▶ [Given exercise]:
Copy each line below that contains "this".

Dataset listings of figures
● ● ●
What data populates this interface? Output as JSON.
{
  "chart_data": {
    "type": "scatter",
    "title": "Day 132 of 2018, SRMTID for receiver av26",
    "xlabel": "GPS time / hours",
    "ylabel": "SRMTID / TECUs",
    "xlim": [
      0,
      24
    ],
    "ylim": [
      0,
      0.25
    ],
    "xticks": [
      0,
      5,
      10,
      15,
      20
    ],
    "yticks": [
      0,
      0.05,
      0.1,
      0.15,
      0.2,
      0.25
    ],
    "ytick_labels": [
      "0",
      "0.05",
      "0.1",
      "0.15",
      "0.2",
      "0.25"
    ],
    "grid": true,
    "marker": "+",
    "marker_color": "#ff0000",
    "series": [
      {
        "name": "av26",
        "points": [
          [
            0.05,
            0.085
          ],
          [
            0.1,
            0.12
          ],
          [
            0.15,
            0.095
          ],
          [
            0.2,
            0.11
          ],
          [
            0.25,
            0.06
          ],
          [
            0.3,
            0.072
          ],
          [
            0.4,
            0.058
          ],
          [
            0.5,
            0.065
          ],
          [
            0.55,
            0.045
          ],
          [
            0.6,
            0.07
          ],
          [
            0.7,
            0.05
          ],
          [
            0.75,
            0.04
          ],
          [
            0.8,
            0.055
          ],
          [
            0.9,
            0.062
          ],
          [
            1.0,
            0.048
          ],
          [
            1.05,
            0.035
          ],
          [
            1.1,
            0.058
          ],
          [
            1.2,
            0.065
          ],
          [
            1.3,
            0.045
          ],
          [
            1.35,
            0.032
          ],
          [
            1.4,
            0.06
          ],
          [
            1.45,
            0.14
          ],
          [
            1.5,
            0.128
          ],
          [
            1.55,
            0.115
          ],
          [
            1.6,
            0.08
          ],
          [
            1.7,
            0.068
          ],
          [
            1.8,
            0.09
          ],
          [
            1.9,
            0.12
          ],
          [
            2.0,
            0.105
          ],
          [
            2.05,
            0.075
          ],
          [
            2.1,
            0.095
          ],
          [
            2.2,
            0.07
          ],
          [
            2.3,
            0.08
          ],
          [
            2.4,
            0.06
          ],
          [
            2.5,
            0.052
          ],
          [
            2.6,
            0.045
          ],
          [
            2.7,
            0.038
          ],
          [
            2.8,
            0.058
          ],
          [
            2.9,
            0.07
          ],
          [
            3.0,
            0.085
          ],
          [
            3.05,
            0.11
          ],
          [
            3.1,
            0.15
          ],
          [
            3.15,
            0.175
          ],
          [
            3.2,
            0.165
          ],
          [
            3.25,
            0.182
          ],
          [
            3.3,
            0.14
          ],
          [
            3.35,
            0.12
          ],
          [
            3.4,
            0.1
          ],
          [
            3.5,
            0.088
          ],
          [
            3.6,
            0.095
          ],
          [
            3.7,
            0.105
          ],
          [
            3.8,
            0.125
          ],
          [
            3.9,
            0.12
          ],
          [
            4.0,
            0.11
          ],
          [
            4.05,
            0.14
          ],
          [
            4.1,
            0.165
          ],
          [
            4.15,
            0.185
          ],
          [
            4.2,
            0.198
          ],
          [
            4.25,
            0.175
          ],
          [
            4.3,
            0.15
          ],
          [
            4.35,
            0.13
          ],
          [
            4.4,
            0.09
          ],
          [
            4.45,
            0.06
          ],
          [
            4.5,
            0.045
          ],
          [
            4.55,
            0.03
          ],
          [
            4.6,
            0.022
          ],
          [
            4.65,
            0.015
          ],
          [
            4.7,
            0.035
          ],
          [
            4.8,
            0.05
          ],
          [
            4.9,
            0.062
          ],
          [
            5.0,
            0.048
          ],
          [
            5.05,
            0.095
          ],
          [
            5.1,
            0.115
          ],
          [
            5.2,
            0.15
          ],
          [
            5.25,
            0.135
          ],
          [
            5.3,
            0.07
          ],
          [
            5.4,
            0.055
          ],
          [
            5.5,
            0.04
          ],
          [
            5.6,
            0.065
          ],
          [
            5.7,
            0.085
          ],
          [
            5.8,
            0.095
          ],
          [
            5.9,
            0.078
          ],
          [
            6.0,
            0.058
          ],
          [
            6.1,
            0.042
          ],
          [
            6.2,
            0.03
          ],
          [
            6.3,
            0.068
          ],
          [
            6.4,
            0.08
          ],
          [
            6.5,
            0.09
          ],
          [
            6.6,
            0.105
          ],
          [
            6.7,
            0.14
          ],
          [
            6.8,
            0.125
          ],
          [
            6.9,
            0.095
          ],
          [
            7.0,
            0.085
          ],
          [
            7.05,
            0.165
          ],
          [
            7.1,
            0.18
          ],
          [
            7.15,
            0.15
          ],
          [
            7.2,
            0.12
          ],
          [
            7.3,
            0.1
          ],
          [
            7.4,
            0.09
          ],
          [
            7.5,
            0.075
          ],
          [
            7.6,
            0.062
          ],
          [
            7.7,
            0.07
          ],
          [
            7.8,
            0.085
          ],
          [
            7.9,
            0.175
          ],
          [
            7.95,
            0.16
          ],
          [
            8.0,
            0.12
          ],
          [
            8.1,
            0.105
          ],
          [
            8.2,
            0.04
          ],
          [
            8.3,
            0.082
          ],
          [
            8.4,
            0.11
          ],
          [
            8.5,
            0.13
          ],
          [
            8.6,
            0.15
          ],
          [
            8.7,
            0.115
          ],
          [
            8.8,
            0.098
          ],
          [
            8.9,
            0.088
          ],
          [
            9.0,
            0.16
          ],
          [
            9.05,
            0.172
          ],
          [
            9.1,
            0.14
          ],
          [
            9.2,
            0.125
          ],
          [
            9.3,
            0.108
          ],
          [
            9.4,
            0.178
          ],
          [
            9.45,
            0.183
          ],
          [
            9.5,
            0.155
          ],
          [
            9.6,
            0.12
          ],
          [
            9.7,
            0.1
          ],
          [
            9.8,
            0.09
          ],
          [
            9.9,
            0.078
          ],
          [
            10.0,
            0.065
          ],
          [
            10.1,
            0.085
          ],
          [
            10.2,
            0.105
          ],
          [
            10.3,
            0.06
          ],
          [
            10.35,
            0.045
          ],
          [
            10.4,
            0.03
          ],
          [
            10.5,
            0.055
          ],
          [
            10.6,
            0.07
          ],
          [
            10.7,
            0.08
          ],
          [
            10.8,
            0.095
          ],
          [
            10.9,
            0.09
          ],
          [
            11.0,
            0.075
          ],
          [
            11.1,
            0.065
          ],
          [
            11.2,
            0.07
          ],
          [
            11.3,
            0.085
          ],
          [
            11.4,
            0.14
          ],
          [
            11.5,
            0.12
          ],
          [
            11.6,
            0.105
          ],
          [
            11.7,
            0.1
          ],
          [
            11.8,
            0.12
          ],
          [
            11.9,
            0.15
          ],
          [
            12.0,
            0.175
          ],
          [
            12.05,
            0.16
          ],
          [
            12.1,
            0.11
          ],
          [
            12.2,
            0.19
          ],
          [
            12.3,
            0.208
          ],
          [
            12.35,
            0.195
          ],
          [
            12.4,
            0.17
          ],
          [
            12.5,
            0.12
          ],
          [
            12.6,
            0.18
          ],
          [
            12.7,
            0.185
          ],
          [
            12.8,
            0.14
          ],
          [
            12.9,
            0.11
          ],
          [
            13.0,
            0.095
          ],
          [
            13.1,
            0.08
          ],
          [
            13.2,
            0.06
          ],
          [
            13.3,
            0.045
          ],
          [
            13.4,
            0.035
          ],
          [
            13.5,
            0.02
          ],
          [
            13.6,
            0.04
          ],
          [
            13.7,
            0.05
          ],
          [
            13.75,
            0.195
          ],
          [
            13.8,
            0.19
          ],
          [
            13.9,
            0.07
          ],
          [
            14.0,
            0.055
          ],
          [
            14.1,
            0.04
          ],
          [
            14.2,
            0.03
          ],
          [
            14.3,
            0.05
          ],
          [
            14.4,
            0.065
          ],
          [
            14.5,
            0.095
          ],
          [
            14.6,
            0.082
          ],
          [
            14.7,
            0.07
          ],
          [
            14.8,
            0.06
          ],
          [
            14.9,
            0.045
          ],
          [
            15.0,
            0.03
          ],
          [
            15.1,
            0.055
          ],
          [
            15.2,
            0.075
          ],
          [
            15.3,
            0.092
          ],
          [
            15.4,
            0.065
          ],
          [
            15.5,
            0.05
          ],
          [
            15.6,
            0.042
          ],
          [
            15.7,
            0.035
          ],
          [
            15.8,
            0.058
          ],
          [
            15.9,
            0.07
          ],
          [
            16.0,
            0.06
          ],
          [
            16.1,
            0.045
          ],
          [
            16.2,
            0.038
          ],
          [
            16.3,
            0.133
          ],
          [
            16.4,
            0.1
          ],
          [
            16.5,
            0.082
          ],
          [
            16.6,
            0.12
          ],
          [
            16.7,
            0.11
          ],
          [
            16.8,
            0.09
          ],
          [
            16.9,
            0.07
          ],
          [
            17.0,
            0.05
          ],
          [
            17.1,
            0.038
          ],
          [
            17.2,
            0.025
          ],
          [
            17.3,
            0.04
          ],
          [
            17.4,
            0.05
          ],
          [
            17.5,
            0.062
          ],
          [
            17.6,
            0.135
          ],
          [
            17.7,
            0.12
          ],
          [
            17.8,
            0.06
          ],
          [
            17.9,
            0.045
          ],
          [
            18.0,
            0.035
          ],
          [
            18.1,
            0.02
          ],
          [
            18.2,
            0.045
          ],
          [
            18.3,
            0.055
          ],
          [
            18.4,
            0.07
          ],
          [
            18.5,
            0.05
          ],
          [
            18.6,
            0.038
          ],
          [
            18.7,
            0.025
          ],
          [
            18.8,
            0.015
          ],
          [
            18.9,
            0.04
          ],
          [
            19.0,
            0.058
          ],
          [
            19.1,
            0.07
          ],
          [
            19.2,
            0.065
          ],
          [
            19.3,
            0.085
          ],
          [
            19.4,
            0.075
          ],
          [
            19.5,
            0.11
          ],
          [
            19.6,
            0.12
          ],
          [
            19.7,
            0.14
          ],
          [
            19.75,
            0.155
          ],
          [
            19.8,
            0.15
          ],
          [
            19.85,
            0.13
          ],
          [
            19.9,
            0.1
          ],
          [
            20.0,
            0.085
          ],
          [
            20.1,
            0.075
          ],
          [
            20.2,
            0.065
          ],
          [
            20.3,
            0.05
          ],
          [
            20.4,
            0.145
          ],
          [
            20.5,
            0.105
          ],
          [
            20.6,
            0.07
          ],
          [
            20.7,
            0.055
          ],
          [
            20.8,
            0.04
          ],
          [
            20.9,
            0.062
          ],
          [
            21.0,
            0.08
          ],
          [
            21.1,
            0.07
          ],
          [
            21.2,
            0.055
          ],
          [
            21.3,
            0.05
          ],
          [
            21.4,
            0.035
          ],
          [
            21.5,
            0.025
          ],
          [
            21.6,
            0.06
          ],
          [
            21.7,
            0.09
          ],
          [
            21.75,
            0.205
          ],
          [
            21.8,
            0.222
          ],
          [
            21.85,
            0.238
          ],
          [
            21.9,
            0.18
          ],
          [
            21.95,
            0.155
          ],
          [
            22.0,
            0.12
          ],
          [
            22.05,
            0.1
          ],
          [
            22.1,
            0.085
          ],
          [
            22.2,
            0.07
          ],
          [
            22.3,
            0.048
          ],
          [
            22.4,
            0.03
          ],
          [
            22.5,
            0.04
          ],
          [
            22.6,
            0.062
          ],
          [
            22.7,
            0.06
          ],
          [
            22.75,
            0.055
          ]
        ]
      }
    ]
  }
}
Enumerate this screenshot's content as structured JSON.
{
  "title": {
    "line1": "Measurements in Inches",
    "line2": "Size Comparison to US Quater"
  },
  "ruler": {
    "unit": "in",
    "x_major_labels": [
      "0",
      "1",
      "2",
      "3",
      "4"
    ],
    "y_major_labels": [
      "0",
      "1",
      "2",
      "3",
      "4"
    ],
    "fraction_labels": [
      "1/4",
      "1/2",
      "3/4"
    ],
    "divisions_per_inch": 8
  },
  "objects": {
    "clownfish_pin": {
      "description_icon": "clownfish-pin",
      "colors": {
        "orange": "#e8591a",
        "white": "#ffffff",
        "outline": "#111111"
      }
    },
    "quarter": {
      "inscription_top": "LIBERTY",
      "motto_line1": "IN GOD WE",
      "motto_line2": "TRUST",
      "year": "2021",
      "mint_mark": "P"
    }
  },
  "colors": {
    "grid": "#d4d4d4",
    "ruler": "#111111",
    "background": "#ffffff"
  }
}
● ● ●
▶ [Written solution]:
What data populates this interface? Output as JSON.
Enumerate this screenshot's content as structured JSON.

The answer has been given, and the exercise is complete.